** PROVIDED DATA **

++++

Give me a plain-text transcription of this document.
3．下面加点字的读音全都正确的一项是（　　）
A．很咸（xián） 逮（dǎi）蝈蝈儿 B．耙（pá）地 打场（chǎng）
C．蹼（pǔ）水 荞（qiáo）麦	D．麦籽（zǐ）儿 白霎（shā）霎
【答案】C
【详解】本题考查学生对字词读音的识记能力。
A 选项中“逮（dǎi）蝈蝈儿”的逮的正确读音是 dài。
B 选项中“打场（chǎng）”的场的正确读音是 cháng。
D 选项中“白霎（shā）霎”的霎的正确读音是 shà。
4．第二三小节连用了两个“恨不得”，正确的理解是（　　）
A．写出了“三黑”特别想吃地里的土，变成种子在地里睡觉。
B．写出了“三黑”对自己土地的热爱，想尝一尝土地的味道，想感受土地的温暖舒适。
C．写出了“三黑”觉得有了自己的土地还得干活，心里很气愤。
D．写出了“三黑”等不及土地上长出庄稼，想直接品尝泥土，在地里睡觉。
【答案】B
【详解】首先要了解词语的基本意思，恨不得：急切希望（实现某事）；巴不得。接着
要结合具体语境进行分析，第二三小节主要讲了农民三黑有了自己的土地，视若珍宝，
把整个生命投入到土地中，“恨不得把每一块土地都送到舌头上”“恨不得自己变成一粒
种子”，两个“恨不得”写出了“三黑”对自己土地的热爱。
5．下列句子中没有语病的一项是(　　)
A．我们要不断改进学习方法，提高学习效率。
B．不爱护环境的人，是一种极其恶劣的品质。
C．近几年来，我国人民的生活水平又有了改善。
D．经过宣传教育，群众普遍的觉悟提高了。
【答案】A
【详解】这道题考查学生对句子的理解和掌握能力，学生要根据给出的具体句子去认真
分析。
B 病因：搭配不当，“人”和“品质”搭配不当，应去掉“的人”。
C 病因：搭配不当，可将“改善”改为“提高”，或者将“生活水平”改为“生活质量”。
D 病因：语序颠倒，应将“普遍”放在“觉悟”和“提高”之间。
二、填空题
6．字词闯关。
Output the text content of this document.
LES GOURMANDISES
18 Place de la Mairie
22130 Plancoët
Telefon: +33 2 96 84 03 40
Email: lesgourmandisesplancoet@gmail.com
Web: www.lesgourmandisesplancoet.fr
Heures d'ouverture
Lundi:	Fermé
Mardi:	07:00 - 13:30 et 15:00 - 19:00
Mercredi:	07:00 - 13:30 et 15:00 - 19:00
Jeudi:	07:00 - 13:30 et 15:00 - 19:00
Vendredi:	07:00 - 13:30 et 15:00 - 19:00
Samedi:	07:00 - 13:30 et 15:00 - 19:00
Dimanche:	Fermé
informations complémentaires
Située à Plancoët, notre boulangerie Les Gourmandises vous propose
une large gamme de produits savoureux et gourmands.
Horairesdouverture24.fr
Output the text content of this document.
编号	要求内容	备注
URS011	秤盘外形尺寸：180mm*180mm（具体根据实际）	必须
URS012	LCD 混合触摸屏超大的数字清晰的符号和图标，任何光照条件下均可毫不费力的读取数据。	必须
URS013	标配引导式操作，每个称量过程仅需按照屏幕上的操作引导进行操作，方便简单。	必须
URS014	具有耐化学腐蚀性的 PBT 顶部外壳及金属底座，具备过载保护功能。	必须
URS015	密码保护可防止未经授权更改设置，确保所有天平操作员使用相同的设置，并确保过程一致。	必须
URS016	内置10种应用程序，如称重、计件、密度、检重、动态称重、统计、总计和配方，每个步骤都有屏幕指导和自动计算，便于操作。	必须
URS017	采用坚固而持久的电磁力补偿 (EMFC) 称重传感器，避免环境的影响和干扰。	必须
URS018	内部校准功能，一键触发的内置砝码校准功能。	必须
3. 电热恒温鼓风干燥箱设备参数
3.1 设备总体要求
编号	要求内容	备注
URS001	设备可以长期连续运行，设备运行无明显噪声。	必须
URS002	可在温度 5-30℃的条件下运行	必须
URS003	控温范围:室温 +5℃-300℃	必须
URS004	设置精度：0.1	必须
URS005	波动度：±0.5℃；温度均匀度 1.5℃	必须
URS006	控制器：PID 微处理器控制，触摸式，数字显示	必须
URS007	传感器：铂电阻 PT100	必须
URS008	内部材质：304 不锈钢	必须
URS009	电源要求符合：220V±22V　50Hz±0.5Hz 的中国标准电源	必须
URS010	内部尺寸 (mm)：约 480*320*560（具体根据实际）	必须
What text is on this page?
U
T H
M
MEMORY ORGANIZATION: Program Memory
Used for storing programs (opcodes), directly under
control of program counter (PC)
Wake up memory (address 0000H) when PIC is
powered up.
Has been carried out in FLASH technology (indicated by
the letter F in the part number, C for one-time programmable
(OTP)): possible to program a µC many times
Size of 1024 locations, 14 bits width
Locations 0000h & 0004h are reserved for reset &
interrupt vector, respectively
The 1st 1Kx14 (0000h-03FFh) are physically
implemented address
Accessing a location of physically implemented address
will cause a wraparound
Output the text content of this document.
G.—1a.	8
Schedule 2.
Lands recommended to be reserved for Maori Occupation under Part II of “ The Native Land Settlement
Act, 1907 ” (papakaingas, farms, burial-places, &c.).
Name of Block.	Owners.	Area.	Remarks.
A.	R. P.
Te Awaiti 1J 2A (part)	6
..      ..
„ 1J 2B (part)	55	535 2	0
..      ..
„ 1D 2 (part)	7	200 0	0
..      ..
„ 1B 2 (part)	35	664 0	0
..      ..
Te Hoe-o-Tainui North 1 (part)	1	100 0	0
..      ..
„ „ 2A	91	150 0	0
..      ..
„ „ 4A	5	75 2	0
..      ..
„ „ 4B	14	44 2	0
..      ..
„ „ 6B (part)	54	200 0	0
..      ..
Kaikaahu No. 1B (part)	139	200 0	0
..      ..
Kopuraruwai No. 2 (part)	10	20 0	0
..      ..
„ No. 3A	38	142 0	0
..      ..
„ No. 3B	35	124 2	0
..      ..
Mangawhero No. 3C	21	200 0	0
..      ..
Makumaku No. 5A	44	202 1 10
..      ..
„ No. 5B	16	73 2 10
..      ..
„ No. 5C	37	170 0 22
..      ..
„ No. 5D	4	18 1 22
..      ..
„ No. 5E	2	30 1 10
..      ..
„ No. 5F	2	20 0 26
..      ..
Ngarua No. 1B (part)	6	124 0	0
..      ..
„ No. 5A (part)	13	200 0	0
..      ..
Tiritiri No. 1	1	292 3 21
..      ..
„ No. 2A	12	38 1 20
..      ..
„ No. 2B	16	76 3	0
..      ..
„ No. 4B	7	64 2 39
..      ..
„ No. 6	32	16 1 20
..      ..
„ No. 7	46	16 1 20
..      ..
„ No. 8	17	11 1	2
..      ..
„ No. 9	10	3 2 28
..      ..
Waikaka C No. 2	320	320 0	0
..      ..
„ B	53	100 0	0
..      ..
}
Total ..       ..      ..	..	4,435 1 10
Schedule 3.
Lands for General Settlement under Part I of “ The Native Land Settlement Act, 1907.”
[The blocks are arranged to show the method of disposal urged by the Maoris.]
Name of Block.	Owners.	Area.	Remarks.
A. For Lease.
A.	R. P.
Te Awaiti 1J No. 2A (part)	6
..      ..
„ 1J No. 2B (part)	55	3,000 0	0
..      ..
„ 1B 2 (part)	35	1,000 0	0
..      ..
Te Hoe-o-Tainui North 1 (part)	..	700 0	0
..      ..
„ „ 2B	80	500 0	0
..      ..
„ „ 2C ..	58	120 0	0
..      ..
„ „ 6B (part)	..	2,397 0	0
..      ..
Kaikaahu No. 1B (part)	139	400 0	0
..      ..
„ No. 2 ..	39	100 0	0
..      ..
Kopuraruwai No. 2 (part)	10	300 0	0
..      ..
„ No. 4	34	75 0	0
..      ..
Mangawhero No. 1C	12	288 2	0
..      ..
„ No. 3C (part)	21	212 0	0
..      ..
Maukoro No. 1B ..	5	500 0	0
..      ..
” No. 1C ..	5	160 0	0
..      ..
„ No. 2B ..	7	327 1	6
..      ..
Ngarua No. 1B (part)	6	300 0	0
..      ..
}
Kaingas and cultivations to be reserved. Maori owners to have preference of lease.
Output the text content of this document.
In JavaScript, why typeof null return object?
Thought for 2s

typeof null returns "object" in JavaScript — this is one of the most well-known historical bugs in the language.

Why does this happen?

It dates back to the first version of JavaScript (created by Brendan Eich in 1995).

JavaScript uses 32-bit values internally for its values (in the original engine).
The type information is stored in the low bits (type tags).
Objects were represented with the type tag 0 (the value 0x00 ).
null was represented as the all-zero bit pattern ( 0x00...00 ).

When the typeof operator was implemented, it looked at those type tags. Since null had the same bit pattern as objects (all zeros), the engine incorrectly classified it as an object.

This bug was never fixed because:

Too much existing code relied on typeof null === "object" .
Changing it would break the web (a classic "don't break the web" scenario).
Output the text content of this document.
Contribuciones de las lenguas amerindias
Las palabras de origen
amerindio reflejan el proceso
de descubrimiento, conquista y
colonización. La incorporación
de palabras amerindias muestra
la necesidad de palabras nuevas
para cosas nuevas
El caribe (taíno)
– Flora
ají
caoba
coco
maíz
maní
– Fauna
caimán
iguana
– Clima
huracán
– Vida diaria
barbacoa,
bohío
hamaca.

++++

** EXERCISE TASK **
In the listing above, locate each line with "null" and copy it.

** SOLVED PROBLEM **
In JavaScript, why typeof null return object?
typeof null returns "object" in JavaScript — this is one of the most well-known historical bugs in the language.
null was represented as the all-zero bit pattern ( 0x00...00 ).
When the typeof operator was implemented, it looked at those type tags. Since null had the same bit pattern as objects (all zeros), the engine incorrectly classified it as an object.
Too much existing code relied on typeof null === "object" .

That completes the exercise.